───── Excerpt to read

Yes, Hotspot 2.0 is the Future of Secure Guest Wi-Fi

Since first blogging about Hotspot 2.0 and its application to typical enterprise WLAN guest networks I’ve learned quite a bit more thanks to several helpful tweets from Dave Wright of Ruckus Wireless. Although the large majority of the focus of Hotspot 2.0 still seems to be on integration with cellular carriers for AAA services and all the complexity and exclusivity that entails, there are provisions for simpler, anonymous, and secure Hotspot 2.0 guest networks that are much closer to what the typical enterprise WLAN operator will actually deploy. As I’ve said before, authentication is not a priority for most WLAN operators on their guest network, but encryption certainly is.

Is it the holy grail of guest Wi-Fi? Maybe, but more on that after we look at the Wi-Fi Alliance Passpoint (Release 2) Deployment Guidelines. In all 61 pages of the document, there are these few paragraphs devoted to what I predict to be the most common use of Hotspot 2.0.

12. Free Public Hotspot 2.0-Based Hotspots 

Hotspot Operators may provide Hotspot 2.0-based free, public, hotspot service. In this particular service, Hotspot Operators have the need to ensure hotspot users have accepted the terms and conditions governing their hotspot’s use, but are not interested in knowing (or do not wish to know/track) any particular user’s identity. This functionality is provided by Hotspot 2.0 Release 2 infrastructure. The Hotspot Operator configures their infrastructure as follows:

  1. The user in a Free Public Hotspot initiates the online sign-up registration process with the Free Public Hotspot’s OSU server.
  2. During the registration exchange, the OSU server presents the terms and conditions to the user.
  3. If the user accepts the terms and conditions, the OSU server issues a credential; if the user refuses, no credential is provisioned. Note that the same credential is issued to all users which have accepted the terms and conditions; therefore, the Hotspot Operator cannot track the identity of an individual user during the Hotspot 2.0 Access state (see section 6).
  4. When the user/mobile device returns to the same Free Public Hotspot, the previously provisioned credentials are used to provide secure, automatic access. The mobile device authenticates using EAP-TTLS, which provides for the generation of unique cryptographic keying material even though users share a common password.

If the terms and conditions change, then the user is taken through a subscription remediation
process during which the new terms and conditions are presented. If the user accepts the
changed terms and conditions, then a new credential is provisioned. 

There you have it. Hotspot 2.0 does provide for anonymous and secure guest networks. In short, 802.1X/EAP authentication is accomplished with EAP-TTLS through a common credential that is issued after the signup process. In fact, this has already been deployed by the cities of San Jose and San Francisco. To get an idea of how it works from a user’s perspective, check out the directions here.

Yes, you can do this all without Hotspot 2.0 in a less elegant way: Add a notice to your guest network captive portal that users can login to the secure network with a specific generic credential, and even a link to download a .mobileconfig profile for iOS and Mac OS users. However, the user experience won’t be standardized like it is with an OSU server, and non-Apple users will have to manually configure a connection to the 802.1X network, including adding a cert to their trusted roots. Not good UX. And definitely not fast, free, and easy.

──────────
───── Recorded data

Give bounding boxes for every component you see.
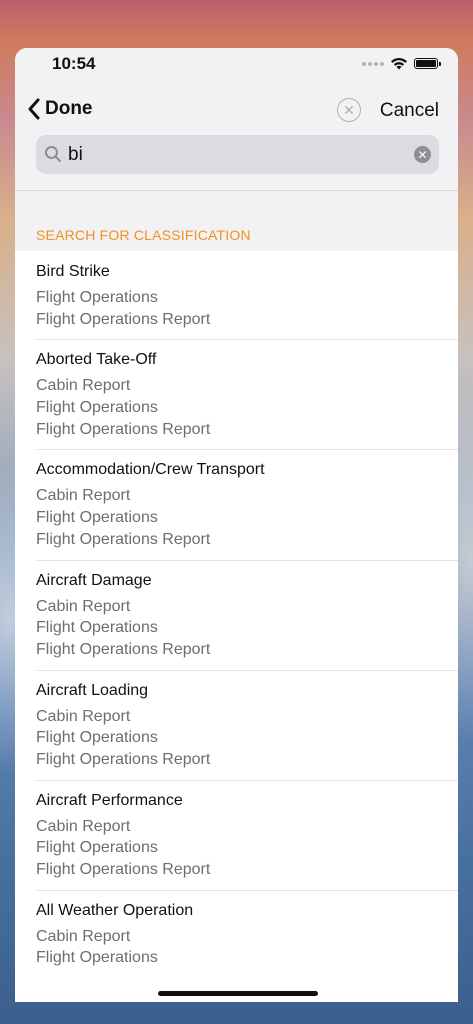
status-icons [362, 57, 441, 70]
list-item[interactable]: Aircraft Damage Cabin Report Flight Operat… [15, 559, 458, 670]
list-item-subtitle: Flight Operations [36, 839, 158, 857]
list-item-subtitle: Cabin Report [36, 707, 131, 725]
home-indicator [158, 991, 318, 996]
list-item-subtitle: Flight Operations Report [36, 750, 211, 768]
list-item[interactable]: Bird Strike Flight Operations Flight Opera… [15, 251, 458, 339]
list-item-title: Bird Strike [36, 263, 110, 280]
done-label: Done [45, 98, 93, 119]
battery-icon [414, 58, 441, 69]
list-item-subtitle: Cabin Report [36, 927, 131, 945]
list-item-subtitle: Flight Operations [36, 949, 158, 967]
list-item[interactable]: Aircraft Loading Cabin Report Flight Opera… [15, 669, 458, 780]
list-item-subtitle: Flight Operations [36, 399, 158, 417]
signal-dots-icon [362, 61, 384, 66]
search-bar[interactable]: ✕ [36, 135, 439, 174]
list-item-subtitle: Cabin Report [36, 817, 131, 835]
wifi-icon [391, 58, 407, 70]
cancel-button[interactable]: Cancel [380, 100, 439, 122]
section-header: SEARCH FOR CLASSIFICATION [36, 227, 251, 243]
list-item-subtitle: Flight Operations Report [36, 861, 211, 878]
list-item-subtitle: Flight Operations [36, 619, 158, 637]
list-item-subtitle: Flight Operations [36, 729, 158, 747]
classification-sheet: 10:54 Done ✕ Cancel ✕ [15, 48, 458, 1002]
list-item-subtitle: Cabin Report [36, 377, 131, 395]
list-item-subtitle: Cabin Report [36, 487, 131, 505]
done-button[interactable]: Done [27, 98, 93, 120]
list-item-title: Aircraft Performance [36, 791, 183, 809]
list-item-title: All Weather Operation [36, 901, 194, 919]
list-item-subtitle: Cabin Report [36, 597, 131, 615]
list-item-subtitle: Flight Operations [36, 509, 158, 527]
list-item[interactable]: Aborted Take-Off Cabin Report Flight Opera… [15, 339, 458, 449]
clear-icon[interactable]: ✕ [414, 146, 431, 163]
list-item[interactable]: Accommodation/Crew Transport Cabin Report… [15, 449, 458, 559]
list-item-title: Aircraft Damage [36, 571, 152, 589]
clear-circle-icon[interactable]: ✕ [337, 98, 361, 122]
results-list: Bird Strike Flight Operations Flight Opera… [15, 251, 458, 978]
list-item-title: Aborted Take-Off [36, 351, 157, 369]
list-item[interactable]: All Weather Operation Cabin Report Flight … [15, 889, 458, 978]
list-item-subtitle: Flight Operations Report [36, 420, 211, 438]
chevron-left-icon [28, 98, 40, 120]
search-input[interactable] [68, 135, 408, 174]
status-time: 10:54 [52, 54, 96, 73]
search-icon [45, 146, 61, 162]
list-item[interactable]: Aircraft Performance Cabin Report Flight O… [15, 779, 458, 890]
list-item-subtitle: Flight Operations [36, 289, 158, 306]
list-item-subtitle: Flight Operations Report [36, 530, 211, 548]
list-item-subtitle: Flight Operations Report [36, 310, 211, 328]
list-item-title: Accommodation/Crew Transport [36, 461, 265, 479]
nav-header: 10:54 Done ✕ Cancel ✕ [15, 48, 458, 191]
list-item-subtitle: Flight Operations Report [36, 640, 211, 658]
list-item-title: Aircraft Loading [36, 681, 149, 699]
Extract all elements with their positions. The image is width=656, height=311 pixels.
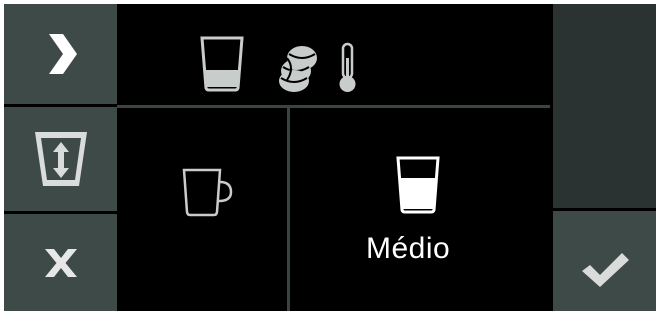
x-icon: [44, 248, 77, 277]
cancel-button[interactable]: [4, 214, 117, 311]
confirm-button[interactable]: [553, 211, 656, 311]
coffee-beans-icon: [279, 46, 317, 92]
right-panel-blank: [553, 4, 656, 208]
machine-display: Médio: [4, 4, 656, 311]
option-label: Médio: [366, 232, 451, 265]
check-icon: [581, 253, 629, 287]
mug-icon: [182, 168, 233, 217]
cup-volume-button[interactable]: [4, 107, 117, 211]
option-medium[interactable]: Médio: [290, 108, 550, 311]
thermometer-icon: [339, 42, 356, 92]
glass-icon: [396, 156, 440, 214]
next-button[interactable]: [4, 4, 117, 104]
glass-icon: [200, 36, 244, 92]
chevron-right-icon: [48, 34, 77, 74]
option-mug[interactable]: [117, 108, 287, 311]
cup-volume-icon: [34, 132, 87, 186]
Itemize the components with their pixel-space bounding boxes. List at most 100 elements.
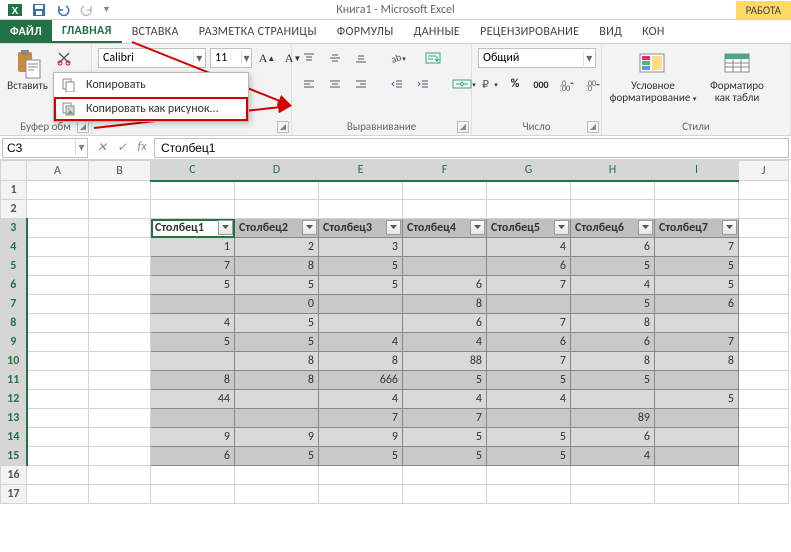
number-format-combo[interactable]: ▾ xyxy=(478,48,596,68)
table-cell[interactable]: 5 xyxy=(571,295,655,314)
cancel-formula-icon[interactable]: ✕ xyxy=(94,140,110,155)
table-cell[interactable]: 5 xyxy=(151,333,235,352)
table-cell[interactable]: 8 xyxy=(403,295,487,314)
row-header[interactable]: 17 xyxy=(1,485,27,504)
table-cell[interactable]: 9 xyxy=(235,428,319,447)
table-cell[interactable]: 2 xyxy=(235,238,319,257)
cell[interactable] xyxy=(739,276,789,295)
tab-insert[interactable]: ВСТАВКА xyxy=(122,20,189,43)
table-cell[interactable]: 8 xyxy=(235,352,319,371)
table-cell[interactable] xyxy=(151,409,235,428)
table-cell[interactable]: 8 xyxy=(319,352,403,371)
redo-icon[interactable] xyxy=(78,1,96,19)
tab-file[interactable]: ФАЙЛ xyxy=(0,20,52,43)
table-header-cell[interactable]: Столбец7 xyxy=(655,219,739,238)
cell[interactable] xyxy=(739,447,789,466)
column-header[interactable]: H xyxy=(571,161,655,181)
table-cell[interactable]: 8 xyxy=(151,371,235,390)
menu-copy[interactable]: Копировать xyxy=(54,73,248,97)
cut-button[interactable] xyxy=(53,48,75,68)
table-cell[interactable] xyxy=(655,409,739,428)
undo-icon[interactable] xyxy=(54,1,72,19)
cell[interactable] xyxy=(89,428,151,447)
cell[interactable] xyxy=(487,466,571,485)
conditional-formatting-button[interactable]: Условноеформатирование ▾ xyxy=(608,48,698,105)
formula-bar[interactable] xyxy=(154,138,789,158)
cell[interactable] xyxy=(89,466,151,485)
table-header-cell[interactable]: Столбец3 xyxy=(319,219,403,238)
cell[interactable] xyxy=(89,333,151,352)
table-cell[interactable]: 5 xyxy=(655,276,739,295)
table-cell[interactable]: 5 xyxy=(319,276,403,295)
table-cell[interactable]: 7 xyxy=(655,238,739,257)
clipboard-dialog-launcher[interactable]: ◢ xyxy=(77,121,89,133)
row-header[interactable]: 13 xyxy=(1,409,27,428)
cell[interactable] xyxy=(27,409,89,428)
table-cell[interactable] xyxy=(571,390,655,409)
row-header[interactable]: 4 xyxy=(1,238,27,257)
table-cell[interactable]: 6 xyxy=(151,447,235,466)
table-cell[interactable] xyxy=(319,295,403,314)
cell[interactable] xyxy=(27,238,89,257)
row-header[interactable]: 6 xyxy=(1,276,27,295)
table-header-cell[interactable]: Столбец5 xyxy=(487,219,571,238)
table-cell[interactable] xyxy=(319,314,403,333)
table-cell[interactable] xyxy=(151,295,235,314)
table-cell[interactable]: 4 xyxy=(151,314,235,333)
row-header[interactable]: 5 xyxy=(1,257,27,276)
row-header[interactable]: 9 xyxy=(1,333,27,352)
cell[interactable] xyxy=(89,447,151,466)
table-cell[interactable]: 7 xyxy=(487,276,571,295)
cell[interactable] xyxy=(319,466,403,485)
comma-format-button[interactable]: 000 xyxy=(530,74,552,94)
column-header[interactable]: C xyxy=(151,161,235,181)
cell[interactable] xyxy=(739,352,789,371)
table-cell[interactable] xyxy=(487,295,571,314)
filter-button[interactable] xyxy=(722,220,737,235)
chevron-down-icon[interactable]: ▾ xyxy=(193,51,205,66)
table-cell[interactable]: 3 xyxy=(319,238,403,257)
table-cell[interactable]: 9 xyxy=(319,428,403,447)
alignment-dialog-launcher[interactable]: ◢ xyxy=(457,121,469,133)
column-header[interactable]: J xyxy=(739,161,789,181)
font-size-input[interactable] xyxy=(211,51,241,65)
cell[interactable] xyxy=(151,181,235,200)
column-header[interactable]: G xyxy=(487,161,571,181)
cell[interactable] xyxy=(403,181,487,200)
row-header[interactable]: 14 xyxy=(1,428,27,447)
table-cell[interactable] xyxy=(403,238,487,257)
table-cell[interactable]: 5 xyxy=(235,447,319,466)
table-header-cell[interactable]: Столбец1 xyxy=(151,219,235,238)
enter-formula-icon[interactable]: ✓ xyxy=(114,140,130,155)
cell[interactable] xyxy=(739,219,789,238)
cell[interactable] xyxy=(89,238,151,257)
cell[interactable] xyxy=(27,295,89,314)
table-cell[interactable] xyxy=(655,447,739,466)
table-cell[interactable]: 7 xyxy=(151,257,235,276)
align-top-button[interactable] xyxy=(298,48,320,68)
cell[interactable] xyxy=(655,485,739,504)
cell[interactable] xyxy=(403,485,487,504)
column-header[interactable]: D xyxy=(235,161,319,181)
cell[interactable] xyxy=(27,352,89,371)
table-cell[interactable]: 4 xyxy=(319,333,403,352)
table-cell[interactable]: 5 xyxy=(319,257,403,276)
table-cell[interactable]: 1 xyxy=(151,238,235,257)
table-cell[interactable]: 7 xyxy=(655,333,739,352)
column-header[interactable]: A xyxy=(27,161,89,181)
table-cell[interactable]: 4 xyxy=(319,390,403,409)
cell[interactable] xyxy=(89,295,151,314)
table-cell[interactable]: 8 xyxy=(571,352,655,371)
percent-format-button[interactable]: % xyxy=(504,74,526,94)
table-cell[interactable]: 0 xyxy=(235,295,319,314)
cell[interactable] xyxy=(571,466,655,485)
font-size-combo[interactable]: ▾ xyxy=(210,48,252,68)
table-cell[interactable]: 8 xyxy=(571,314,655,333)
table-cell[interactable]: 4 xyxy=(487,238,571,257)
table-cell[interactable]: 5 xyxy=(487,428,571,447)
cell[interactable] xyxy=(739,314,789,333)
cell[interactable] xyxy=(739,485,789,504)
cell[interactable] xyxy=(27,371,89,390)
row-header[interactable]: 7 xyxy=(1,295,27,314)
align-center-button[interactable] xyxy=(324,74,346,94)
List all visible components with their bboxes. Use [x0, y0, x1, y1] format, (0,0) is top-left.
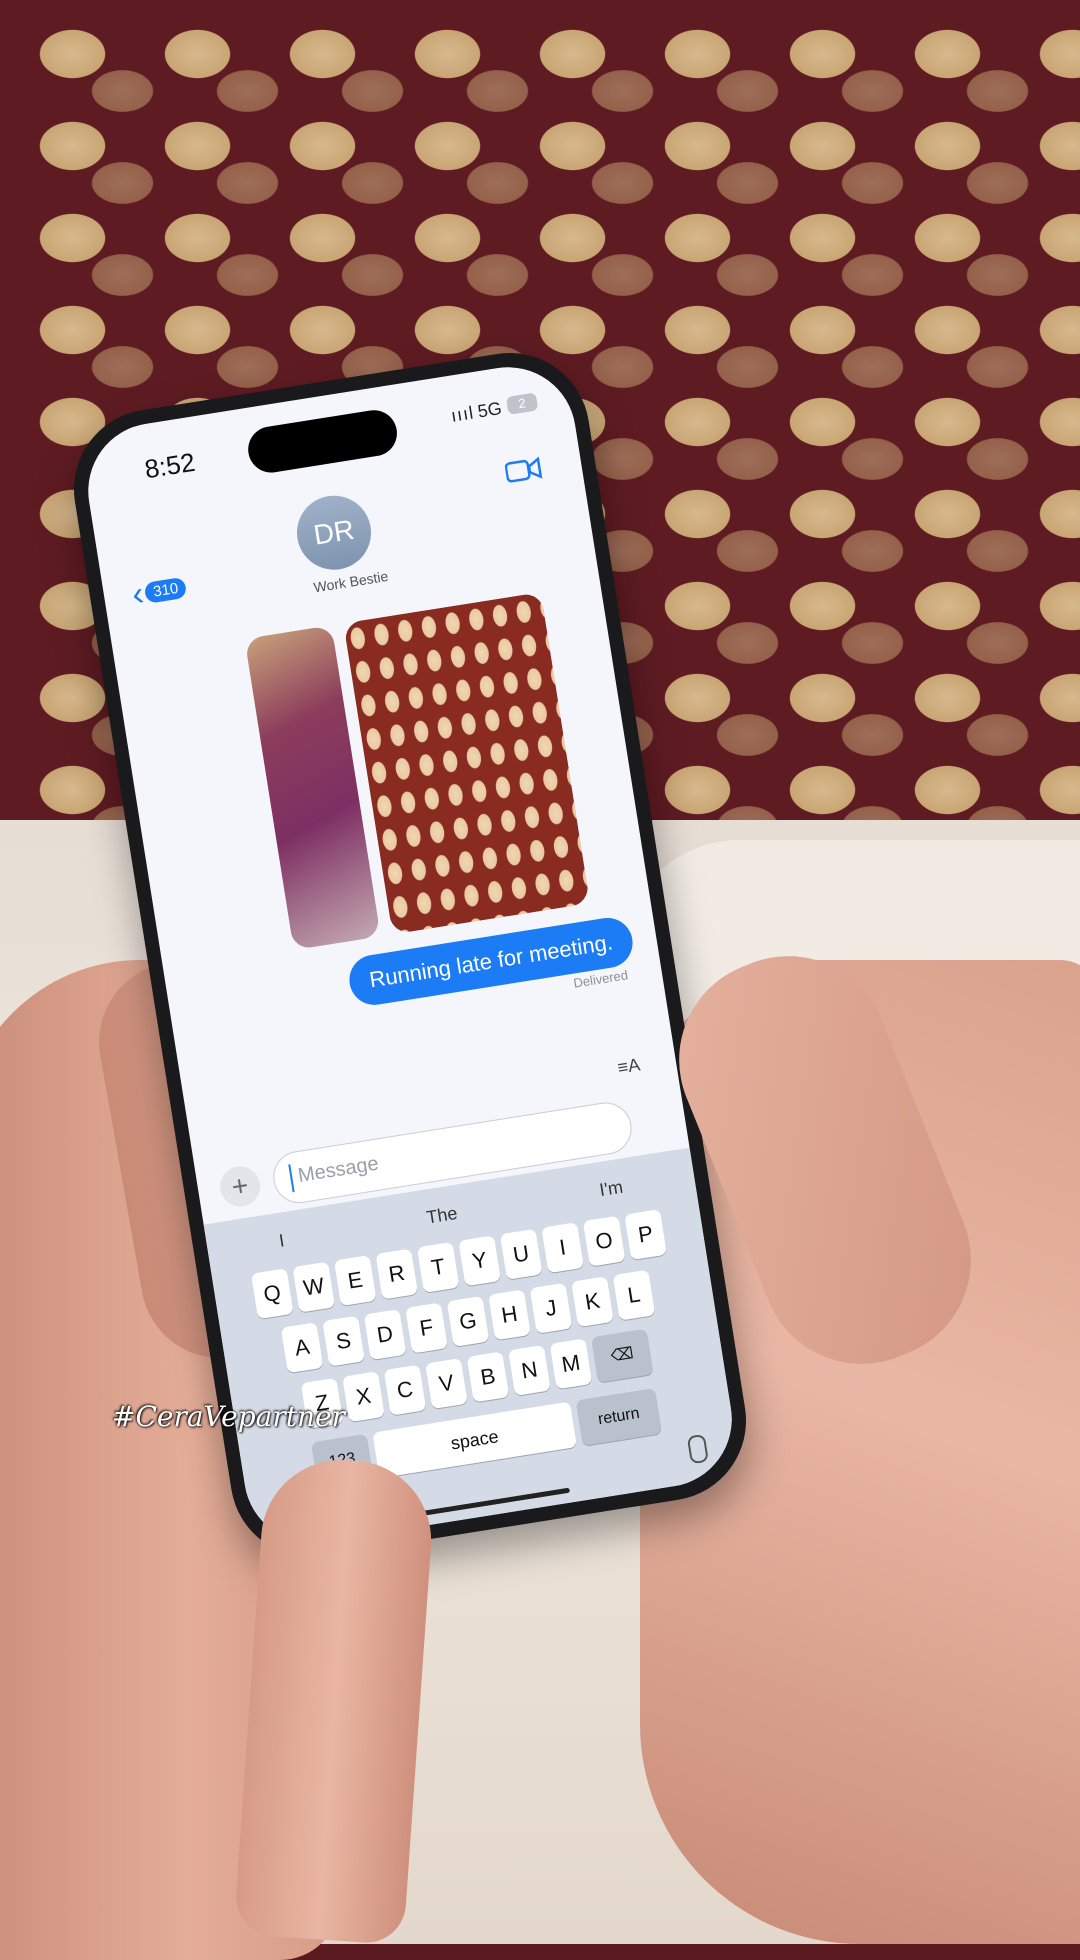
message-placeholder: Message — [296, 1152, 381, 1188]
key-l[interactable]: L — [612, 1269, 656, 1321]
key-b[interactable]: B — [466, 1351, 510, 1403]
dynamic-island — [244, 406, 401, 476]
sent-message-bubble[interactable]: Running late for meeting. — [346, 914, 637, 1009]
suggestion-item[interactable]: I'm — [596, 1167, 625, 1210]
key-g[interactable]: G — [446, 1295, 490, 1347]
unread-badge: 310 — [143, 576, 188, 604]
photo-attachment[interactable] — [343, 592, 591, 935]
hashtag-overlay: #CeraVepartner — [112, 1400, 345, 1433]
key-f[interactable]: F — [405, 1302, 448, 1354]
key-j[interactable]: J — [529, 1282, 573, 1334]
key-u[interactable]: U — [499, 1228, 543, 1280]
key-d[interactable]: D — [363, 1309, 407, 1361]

──────────

* _Given exercise 1_
Update the passage of the Hotspot 2.0 guest Wi-Fi post starting with "4. When the" and going on through "new credential is provisioned.", using "PEAP" in place of "EAP-TTLS".
* _Given exercise 2_
Write what comes next in the Hotspot 2.0 guest Wi-Fi post, starting after its final sentence.

* _Final answer 1_
4. When the user/mobile device returns to the same Free Public Hotspot, the previously provisioned credentials are used to provide secure, automatic access. The mobile device authenticates using PEAP, which provides for the generation of unique cryptographic keying material even though users share a common password.

If the terms and conditions change, then the user is taken through a subscription remediation
process during which the new terms and conditions are presented. If the user accepts the
changed terms and conditions, then a new credential is provisioned.

* _Final answer 2_
The bad news: With Hotspot 2.0, the guest network captive portal is here to stay.

The good news: Users only have to wrestle with the captive portal once (unless the client credential is changed). And perhaps the technology behind the portal is more mobile client-friendly than today’s captive portals. Hopefully a HS2 client sees the OSU server being advertised by ANQP and immediately presents a notification to the user. If the user doesn’t play ball, the client should disconnect and the SSID should not be saved as a preferred SSID.

The great news: This is a lower-friction way to get secure Wi-Fi to guests.

Is this the holy grail? That depends on what you think that is. To me, the barrier to entry is low enough that I think this is a win for guest Wi-Fi.

Another wrinkle: The Hotspot 2.0 802.1X network can still be configured to automatically connect guests from known realms. That means that you could add eduroam and the coming anyroam realms to the SSID to onboard users from those participating organizations securely and automatically. And yes, no captive web portal either. So if the opportunities to integrate with AAA clearinghouses grow (exist at all?), the number of users subjected to the captive portal shrinks.

I’m sure there are concerns regarding the possibility of new SSID’s. Luckily, a legacy open guest network can serve Hotspot 2.0 incompatible clients while also delivering the Online Sign Up portal to compatible clients. That means no new SSID’s.

For the visual learners among us, your typical enterprise WLAN might look like this now:

A typical enterprise WLAN
A typical enterprise WLAN

To support secure Hotspot 2.0 guest clients, it might look like this in the future:

A Hotspot 2.0-enabled enterprise WLAN
A Hotspot 2.0-enabled enterprise WLAN

I’m looking forward to seeing gear get updated to support Hotspot 2.0 Rev 2 so we can see this in the wild. Ruckus is doing a great job banging the drum for Hotspot 2.0, but other vendors seem to be further behind. Client support is not great (come on, Android), but Apple has supported it since iOS 7, so here’s hoping that will drive others to follow suit.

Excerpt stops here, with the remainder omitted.